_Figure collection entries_
━━━━━━━━━━━━━━━━━━━━━━━━━━━━━━
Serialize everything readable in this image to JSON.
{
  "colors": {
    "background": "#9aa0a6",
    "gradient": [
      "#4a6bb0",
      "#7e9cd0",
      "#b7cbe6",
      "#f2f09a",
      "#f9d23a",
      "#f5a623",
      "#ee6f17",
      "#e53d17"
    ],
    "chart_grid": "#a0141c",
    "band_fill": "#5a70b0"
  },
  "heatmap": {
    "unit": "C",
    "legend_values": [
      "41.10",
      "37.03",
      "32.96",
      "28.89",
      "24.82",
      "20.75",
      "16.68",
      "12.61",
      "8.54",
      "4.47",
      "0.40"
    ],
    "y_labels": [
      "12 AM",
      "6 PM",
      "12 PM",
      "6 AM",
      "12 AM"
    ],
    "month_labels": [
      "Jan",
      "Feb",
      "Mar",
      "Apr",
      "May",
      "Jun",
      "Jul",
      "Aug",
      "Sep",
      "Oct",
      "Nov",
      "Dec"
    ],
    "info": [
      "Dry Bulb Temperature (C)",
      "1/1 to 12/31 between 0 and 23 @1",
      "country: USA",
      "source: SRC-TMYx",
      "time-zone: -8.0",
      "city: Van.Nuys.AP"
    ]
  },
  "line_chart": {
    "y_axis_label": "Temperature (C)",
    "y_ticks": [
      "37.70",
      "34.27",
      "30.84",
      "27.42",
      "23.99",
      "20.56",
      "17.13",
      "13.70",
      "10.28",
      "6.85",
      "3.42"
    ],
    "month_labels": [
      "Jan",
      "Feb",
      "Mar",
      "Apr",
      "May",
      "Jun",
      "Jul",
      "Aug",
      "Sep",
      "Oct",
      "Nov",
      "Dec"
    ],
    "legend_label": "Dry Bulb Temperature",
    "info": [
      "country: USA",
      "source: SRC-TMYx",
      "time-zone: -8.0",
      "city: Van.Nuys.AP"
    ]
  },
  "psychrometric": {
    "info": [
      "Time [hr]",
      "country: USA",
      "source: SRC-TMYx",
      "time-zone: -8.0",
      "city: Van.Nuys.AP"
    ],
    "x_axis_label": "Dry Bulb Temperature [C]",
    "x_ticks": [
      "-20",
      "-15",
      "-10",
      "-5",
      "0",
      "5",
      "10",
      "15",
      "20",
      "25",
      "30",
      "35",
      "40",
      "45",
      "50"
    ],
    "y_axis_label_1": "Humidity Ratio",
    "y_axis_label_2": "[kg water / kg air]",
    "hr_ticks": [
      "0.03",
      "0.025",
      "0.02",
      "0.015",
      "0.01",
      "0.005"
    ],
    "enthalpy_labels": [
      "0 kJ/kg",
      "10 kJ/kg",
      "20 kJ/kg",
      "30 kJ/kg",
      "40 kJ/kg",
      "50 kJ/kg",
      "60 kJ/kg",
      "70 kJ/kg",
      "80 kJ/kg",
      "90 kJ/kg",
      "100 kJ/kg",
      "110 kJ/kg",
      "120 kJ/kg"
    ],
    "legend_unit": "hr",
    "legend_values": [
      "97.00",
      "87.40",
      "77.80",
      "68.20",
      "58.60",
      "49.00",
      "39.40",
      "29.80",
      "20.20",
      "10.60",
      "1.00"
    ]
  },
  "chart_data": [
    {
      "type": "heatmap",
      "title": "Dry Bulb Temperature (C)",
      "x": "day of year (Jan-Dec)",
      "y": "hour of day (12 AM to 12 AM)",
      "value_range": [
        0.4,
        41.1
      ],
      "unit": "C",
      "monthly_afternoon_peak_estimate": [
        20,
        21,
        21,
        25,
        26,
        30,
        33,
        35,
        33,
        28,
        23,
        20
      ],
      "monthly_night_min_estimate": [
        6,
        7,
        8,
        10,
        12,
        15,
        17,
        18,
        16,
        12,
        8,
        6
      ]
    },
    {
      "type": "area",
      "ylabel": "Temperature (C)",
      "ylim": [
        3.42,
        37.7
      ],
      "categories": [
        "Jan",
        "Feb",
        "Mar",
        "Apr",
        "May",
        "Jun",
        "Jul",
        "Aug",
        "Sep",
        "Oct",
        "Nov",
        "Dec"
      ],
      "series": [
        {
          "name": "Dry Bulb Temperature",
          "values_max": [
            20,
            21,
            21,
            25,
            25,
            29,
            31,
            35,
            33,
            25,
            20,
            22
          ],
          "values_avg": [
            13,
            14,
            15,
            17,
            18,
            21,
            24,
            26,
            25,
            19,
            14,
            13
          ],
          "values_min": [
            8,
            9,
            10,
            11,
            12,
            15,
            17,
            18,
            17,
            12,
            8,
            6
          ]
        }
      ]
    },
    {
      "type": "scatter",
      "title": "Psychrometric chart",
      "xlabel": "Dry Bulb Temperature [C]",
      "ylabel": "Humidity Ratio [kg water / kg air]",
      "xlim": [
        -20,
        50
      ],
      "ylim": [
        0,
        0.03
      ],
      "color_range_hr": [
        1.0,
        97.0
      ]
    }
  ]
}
━━━━━━━━━━━━━━━━━━━━━━━━━━━━━━
_GOAL_
Count how many lines of the material hold the string "water". Give the number and nothing more.

_THE REPLY_
2